### GIVEN TASK
Print all records exactly, leaving nothing out.
━━━━━ RECORDS SUPPLIED ━━━━━
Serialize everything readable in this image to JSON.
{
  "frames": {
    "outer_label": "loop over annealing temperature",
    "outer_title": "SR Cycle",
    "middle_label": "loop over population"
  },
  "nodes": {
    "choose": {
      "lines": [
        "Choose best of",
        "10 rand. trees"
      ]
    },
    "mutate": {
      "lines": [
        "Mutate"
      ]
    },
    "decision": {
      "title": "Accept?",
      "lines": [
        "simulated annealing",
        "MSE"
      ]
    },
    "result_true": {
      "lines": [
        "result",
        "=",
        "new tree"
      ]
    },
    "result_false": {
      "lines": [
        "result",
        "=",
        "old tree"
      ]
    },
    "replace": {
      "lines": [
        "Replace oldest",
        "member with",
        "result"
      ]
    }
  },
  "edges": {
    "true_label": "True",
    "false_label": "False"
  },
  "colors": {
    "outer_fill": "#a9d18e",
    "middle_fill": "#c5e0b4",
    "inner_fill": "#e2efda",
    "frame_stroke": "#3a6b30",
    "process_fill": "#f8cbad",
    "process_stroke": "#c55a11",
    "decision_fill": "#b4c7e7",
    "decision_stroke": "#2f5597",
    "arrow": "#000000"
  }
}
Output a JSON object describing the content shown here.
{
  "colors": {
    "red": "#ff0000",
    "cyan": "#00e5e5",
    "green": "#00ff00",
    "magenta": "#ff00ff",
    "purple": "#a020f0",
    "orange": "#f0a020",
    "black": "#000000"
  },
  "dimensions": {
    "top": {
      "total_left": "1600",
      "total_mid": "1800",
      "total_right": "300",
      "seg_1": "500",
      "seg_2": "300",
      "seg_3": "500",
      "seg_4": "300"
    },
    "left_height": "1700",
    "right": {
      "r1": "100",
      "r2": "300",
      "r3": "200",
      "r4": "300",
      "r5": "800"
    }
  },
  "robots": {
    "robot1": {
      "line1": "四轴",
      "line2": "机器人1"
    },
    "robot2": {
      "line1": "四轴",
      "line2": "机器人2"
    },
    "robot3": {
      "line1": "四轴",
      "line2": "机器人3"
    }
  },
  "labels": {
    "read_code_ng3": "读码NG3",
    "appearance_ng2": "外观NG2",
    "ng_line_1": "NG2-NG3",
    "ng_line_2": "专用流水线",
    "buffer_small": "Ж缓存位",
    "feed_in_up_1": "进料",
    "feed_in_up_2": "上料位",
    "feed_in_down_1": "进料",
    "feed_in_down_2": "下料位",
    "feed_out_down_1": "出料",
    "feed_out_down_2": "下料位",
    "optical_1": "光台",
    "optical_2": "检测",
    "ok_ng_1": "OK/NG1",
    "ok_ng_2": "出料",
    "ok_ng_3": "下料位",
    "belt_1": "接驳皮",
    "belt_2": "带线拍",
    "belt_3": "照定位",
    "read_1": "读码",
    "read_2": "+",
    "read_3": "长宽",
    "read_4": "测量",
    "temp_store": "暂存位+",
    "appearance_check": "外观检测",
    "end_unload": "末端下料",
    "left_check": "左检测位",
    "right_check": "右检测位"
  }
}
━━━━━
### COMPLETE ANSWER
Serialize everything readable in this image to JSON.
{
  "frames": {
    "outer_label": "loop over annealing temperature",
    "outer_title": "SR Cycle",
    "middle_label": "loop over population"
  },
  "nodes": {
    "choose": {
      "lines": [
        "Choose best of",
        "10 rand. trees"
      ]
    },
    "mutate": {
      "lines": [
        "Mutate"
      ]
    },
    "decision": {
      "title": "Accept?",
      "lines": [
        "simulated annealing",
        "MSE"
      ]
    },
    "result_true": {
      "lines": [
        "result",
        "=",
        "new tree"
      ]
    },
    "result_false": {
      "lines": [
        "result",
        "=",
        "old tree"
      ]
    },
    "replace": {
      "lines": [
        "Replace oldest",
        "member with",
        "result"
      ]
    }
  },
  "edges": {
    "true_label": "True",
    "false_label": "False"
  },
  "colors": {
    "outer_fill": "#a9d18e",
    "middle_fill": "#c5e0b4",
    "inner_fill": "#e2efda",
    "frame_stroke": "#3a6b30",
    "process_fill": "#f8cbad",
    "process_stroke": "#c55a11",
    "decision_fill": "#b4c7e7",
    "decision_stroke": "#2f5597",
    "arrow": "#000000"
  }
}
Output a JSON object describing the content shown here.
{
  "colors": {
    "red": "#ff0000",
    "cyan": "#00e5e5",
    "green": "#00ff00",
    "magenta": "#ff00ff",
    "purple": "#a020f0",
    "orange": "#f0a020",
    "black": "#000000"
  },
  "dimensions": {
    "top": {
      "total_left": "1600",
      "total_mid": "1800",
      "total_right": "300",
      "seg_1": "500",
      "seg_2": "300",
      "seg_3": "500",
      "seg_4": "300"
    },
    "left_height": "1700",
    "right": {
      "r1": "100",
      "r2": "300",
      "r3": "200",
      "r4": "300",
      "r5": "800"
    }
  },
  "robots": {
    "robot1": {
      "line1": "四轴",
      "line2": "机器人1"
    },
    "robot2": {
      "line1": "四轴",
      "line2": "机器人2"
    },
    "robot3": {
      "line1": "四轴",
      "line2": "机器人3"
    }
  },
  "labels": {
    "read_code_ng3": "读码NG3",
    "appearance_ng2": "外观NG2",
    "ng_line_1": "NG2-NG3",
    "ng_line_2": "专用流水线",
    "buffer_small": "Ж缓存位",
    "feed_in_up_1": "进料",
    "feed_in_up_2": "上料位",
    "feed_in_down_1": "进料",
    "feed_in_down_2": "下料位",
    "feed_out_down_1": "出料",
    "feed_out_down_2": "下料位",
    "optical_1": "光台",
    "optical_2": "检测",
    "ok_ng_1": "OK/NG1",
    "ok_ng_2": "出料",
    "ok_ng_3": "下料位",
    "belt_1": "接驳皮",
    "belt_2": "带线拍",
    "belt_3": "照定位",
    "read_1": "读码",
    "read_2": "+",
    "read_3": "长宽",
    "read_4": "测量",
    "temp_store": "暂存位+",
    "appearance_check": "外观检测",
    "end_unload": "末端下料",
    "left_check": "左检测位",
    "right_check": "右检测位"
  }
}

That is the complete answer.